■ Short problem ■
Select the lines that contain "report" and copy each of them.
▬▬▬▬▬▬
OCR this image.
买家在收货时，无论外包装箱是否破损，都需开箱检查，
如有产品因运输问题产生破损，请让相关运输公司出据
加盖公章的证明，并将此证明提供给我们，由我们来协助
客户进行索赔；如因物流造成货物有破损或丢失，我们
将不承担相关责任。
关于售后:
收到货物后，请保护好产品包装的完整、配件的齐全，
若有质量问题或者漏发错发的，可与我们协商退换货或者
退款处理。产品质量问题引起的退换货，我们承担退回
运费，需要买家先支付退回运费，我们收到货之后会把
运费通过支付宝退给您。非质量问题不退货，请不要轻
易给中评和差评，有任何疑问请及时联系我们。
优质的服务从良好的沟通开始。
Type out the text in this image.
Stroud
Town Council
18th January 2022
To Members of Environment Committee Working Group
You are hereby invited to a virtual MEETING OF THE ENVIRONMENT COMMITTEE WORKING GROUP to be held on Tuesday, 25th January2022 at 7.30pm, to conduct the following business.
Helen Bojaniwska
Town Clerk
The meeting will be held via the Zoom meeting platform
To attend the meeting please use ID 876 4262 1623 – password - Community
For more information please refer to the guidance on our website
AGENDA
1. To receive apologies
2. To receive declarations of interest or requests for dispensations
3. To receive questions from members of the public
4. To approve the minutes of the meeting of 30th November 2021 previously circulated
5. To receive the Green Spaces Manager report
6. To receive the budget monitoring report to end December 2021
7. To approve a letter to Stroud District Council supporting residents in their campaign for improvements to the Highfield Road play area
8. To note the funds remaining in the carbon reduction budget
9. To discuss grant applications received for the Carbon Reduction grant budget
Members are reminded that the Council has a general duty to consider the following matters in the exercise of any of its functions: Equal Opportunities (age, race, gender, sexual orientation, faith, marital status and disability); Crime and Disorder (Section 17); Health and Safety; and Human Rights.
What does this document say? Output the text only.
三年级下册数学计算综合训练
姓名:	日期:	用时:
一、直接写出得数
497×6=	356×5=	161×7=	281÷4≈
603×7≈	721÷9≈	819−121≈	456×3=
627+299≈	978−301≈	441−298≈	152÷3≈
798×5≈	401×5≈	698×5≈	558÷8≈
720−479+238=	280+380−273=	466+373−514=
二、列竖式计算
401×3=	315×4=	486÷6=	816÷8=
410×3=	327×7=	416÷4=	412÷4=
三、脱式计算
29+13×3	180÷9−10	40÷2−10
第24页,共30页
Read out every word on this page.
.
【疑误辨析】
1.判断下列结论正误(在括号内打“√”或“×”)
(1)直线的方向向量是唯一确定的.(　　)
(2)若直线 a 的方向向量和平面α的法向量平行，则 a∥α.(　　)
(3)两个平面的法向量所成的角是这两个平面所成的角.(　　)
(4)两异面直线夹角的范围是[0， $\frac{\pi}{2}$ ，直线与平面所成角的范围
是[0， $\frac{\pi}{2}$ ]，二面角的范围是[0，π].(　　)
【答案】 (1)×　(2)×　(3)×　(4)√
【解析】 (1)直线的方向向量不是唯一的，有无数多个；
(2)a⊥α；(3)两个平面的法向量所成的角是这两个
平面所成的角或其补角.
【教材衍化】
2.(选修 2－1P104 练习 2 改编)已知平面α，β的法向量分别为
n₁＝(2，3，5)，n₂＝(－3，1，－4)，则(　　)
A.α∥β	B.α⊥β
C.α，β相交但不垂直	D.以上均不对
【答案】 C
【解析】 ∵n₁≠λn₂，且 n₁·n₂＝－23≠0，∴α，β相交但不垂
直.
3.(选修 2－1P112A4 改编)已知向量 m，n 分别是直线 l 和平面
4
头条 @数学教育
▬▬▬▬▬▬
■ Task result ■
5. To receive the Green Spaces Manager report
6. To receive the budget monitoring report to end December 2021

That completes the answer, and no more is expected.